Task objective: Format the lines from the beginning of the records up to and including the line containing "caption-a [18,410,205,458]" as a JSON list of strings, with one string per line and no blank lines. Leave out every line after that one.

(Layout records)
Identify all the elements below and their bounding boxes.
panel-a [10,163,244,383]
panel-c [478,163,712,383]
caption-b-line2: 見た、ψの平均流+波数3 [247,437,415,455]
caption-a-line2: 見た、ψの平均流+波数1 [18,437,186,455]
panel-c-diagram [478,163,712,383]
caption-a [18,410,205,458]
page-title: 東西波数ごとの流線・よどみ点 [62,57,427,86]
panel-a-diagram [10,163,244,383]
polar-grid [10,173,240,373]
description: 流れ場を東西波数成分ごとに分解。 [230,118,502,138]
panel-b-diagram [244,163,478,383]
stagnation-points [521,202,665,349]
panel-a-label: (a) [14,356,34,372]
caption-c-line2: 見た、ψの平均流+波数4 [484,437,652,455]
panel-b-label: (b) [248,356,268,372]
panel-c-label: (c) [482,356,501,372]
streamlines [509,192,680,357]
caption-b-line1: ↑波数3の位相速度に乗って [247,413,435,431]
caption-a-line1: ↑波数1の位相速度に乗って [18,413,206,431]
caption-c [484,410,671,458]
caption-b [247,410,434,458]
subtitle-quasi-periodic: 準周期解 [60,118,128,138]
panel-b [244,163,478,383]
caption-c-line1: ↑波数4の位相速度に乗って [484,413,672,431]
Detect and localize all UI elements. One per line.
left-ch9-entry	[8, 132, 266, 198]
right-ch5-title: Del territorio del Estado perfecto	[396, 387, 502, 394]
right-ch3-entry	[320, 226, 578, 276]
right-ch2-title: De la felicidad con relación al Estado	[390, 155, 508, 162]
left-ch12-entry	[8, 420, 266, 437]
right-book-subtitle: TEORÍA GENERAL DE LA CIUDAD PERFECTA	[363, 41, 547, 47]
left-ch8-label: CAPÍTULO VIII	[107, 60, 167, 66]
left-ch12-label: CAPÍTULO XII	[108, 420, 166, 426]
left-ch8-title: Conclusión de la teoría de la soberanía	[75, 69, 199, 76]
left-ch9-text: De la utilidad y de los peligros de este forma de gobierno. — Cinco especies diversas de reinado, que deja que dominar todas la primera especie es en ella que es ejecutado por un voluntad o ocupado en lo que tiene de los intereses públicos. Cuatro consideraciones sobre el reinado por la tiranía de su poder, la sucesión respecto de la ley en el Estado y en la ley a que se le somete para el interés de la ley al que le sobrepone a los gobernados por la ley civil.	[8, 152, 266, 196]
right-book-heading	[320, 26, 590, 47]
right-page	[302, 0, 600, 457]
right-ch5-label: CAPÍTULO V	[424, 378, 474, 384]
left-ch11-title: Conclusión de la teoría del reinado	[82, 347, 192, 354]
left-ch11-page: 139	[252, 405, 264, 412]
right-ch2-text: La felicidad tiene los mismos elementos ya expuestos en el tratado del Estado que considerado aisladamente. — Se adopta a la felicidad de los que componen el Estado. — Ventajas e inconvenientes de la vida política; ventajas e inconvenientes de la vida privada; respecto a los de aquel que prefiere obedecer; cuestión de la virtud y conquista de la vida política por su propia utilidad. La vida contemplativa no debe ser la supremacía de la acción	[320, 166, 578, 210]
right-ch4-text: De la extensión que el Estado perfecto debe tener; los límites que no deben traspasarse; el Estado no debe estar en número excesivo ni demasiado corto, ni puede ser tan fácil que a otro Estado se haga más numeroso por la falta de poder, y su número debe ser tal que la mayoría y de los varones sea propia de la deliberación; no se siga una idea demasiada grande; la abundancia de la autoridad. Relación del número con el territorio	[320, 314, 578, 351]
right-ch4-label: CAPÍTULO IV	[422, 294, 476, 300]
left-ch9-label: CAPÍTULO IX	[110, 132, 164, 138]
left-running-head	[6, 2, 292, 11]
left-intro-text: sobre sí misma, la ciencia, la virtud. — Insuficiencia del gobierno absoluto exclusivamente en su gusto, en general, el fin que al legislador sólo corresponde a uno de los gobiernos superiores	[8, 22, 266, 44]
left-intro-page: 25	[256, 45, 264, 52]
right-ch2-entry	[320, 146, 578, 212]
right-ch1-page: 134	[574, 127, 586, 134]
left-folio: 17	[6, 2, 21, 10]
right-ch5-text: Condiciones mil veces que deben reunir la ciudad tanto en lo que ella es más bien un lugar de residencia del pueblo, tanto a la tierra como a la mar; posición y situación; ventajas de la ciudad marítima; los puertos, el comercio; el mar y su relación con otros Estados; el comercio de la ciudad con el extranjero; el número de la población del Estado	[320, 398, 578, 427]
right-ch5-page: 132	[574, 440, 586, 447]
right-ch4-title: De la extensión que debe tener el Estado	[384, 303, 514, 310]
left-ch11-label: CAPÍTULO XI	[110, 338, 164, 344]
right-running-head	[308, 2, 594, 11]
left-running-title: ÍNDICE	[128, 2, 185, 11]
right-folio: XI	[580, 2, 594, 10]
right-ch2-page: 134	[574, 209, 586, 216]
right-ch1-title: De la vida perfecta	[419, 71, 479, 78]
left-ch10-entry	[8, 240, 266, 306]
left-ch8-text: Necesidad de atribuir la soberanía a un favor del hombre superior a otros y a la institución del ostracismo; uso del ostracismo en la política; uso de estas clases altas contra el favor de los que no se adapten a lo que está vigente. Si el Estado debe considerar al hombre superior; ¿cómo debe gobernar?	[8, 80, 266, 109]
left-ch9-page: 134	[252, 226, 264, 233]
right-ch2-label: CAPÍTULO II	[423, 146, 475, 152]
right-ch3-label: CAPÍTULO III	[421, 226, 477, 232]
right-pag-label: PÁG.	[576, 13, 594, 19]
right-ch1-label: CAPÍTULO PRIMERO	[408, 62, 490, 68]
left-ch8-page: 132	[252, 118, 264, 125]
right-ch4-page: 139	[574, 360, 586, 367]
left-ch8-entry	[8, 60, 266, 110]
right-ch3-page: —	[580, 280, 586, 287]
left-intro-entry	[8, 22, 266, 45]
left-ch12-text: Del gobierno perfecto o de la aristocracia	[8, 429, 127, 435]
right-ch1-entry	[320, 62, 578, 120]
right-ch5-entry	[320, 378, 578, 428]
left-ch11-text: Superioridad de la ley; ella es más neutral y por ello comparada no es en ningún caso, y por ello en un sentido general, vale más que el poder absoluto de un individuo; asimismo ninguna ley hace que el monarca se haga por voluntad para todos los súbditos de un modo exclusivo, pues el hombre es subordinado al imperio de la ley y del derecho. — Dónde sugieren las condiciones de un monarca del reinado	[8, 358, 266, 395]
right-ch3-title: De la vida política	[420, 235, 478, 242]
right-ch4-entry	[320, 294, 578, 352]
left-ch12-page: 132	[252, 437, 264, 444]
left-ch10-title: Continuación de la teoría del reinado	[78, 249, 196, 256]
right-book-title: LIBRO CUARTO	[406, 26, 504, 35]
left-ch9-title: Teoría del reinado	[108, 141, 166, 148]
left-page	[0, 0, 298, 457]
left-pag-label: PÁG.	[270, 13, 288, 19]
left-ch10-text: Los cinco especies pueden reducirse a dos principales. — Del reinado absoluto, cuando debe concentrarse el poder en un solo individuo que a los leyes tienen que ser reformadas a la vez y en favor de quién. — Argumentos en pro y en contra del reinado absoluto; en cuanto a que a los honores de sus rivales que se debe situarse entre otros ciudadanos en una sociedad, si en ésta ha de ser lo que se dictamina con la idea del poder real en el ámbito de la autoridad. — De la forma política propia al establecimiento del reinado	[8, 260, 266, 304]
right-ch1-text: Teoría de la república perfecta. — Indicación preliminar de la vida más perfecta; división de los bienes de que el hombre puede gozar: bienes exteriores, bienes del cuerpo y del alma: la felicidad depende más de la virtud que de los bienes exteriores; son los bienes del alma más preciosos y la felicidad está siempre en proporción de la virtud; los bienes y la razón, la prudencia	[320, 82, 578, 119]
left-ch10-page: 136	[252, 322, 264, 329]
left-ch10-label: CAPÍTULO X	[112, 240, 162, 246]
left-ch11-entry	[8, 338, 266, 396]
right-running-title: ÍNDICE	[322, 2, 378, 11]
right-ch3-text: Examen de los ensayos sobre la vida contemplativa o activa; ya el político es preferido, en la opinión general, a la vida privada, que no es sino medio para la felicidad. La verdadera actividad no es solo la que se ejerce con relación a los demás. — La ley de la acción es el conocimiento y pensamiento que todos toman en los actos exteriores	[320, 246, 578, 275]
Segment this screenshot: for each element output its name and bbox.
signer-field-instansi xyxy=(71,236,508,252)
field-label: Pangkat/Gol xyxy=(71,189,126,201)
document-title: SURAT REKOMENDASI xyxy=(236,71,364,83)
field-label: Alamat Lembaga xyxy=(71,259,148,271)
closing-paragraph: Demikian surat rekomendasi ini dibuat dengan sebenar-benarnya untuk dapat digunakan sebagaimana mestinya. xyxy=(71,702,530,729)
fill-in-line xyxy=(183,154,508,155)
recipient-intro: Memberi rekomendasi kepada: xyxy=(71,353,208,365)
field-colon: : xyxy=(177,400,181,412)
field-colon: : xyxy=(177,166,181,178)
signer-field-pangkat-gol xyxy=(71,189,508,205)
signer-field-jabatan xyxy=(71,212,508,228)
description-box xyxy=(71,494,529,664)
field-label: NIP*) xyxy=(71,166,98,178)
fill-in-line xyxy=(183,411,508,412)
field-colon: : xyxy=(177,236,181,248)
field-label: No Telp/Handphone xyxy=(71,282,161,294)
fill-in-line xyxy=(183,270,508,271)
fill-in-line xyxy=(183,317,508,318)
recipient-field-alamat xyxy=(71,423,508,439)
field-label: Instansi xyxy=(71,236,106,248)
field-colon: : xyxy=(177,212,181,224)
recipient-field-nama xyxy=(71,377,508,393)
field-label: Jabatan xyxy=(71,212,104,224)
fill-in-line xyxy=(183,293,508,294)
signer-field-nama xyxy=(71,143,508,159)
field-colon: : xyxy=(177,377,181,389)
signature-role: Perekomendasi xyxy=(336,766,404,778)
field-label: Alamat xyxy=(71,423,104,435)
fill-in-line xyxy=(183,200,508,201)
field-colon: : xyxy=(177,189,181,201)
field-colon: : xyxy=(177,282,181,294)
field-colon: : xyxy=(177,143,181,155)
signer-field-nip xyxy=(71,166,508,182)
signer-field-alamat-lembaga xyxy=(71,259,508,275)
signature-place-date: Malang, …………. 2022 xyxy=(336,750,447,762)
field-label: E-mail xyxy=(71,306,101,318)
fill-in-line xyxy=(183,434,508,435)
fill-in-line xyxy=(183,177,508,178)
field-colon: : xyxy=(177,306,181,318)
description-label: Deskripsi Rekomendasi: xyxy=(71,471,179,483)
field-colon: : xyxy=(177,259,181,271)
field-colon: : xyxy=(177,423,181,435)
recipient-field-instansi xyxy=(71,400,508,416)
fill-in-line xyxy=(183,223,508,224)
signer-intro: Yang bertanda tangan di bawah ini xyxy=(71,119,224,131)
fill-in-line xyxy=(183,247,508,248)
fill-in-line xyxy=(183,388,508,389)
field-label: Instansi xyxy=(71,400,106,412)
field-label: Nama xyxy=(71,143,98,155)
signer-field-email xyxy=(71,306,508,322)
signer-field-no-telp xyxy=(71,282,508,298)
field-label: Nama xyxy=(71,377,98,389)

Task result:
[
  "Identify all the elements below and their bounding boxes.",
  "panel-a [10,163,244,383]",
  "panel-c [478,163,712,383]",
  "caption-b-line2: 見た、ψの平均流+波数3 [247,437,415,455]",
  "caption-a-line2: 見た、ψの平均流+波数1 [18,437,186,455]",
  "panel-c-diagram [478,163,712,383]",
  "caption-a [18,410,205,458]"
]